→ **STATED PROBLEM**
Without the pictures, copy the entries below word for word.

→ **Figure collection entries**
[BEGIN]

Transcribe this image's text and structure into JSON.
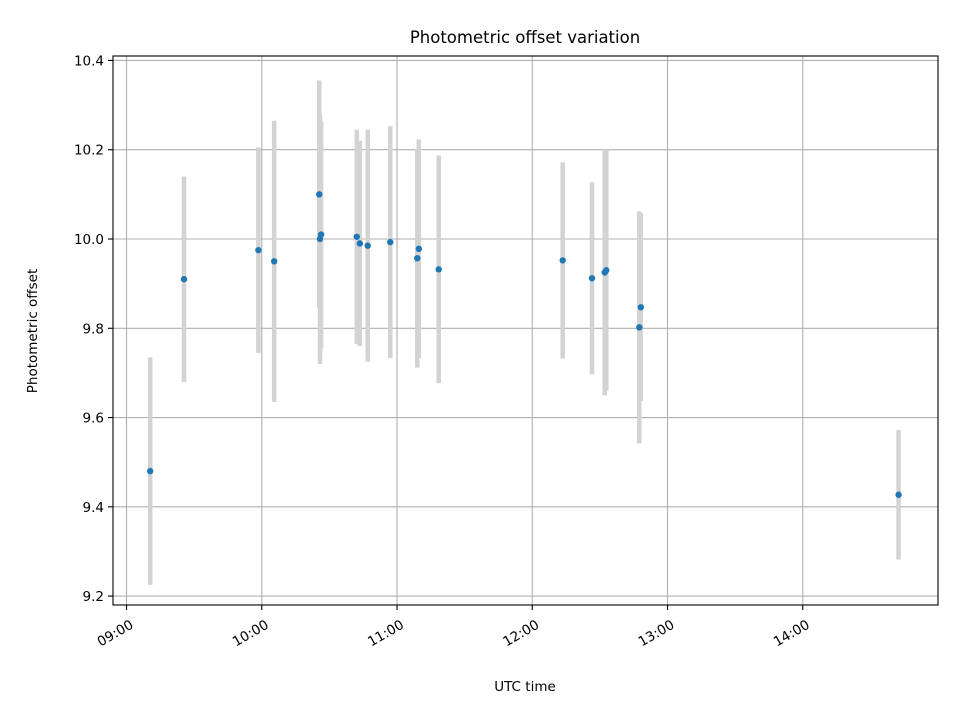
{
  "chart_data": {
    "type": "scatter",
    "title": "Photometric offset variation",
    "xlabel": "UTC time",
    "ylabel": "Photometric offset",
    "xlim": [
      "08:54",
      "15:00"
    ],
    "ylim": [
      9.18,
      10.41
    ],
    "grid": true,
    "x_tick_labels": [
      "09:00",
      "10:00",
      "11:00",
      "12:00",
      "13:00",
      "14:00"
    ],
    "y_tick_labels": [
      "9.2",
      "9.4",
      "9.6",
      "9.8",
      "10.0",
      "10.2",
      "10.4"
    ],
    "y_ticks": [
      9.2,
      9.4,
      9.6,
      9.8,
      10.0,
      10.2,
      10.4
    ],
    "marker_color": "#1f77b4",
    "errorbar_color": "#d3d3d3",
    "points": [
      {
        "x": "09:10:30",
        "y": 9.48,
        "err": 0.255
      },
      {
        "x": "09:25:30",
        "y": 9.91,
        "err": 0.23
      },
      {
        "x": "09:58:30",
        "y": 9.975,
        "err": 0.23
      },
      {
        "x": "10:05:30",
        "y": 9.95,
        "err": 0.315
      },
      {
        "x": "10:25:30",
        "y": 10.1,
        "err": 0.255
      },
      {
        "x": "10:25:50",
        "y": 10.0,
        "err": 0.28
      },
      {
        "x": "10:26:20",
        "y": 10.01,
        "err": 0.255
      },
      {
        "x": "10:42:10",
        "y": 10.005,
        "err": 0.24
      },
      {
        "x": "10:43:30",
        "y": 9.99,
        "err": 0.23
      },
      {
        "x": "10:47:00",
        "y": 9.985,
        "err": 0.26
      },
      {
        "x": "10:57:00",
        "y": 9.993,
        "err": 0.26
      },
      {
        "x": "11:09:00",
        "y": 9.957,
        "err": 0.245
      },
      {
        "x": "11:09:40",
        "y": 9.978,
        "err": 0.245
      },
      {
        "x": "11:18:30",
        "y": 9.932,
        "err": 0.255
      },
      {
        "x": "12:13:30",
        "y": 9.952,
        "err": 0.22
      },
      {
        "x": "12:26:30",
        "y": 9.912,
        "err": 0.215
      },
      {
        "x": "12:32:10",
        "y": 9.925,
        "err": 0.275
      },
      {
        "x": "12:32:50",
        "y": 9.93,
        "err": 0.27
      },
      {
        "x": "12:47:30",
        "y": 9.802,
        "err": 0.26
      },
      {
        "x": "12:48:10",
        "y": 9.847,
        "err": 0.21
      },
      {
        "x": "14:42:30",
        "y": 9.427,
        "err": 0.145
      }
    ]
  }
}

[END]

→ **EXERCISE ANSWER**
Transcribe this image's text and structure into JSON.
{
  "chart_data": {
    "type": "scatter",
    "title": "Photometric offset variation",
    "xlabel": "UTC time",
    "ylabel": "Photometric offset",
    "xlim": [
      "08:54",
      "15:00"
    ],
    "ylim": [
      9.18,
      10.41
    ],
    "grid": true,
    "x_tick_labels": [
      "09:00",
      "10:00",
      "11:00",
      "12:00",
      "13:00",
      "14:00"
    ],
    "y_tick_labels": [
      "9.2",
      "9.4",
      "9.6",
      "9.8",
      "10.0",
      "10.2",
      "10.4"
    ],
    "y_ticks": [
      9.2,
      9.4,
      9.6,
      9.8,
      10.0,
      10.2,
      10.4
    ],
    "marker_color": "#1f77b4",
    "errorbar_color": "#d3d3d3",
    "points": [
      {
        "x": "09:10:30",
        "y": 9.48,
        "err": 0.255
      },
      {
        "x": "09:25:30",
        "y": 9.91,
        "err": 0.23
      },
      {
        "x": "09:58:30",
        "y": 9.975,
        "err": 0.23
      },
      {
        "x": "10:05:30",
        "y": 9.95,
        "err": 0.315
      },
      {
        "x": "10:25:30",
        "y": 10.1,
        "err": 0.255
      },
      {
        "x": "10:25:50",
        "y": 10.0,
        "err": 0.28
      },
      {
        "x": "10:26:20",
        "y": 10.01,
        "err": 0.255
      },
      {
        "x": "10:42:10",
        "y": 10.005,
        "err": 0.24
      },
      {
        "x": "10:43:30",
        "y": 9.99,
        "err": 0.23
      },
      {
        "x": "10:47:00",
        "y": 9.985,
        "err": 0.26
      },
      {
        "x": "10:57:00",
        "y": 9.993,
        "err": 0.26
      },
      {
        "x": "11:09:00",
        "y": 9.957,
        "err": 0.245
      },
      {
        "x": "11:09:40",
        "y": 9.978,
        "err": 0.245
      },
      {
        "x": "11:18:30",
        "y": 9.932,
        "err": 0.255
      },
      {
        "x": "12:13:30",
        "y": 9.952,
        "err": 0.22
      },
      {
        "x": "12:26:30",
        "y": 9.912,
        "err": 0.215
      },
      {
        "x": "12:32:10",
        "y": 9.925,
        "err": 0.275
      },
      {
        "x": "12:32:50",
        "y": 9.93,
        "err": 0.27
      },
      {
        "x": "12:47:30",
        "y": 9.802,
        "err": 0.26
      },
      {
        "x": "12:48:10",
        "y": 9.847,
        "err": 0.21
      },
      {
        "x": "14:42:30",
        "y": 9.427,
        "err": 0.145
      }
    ]
  }
}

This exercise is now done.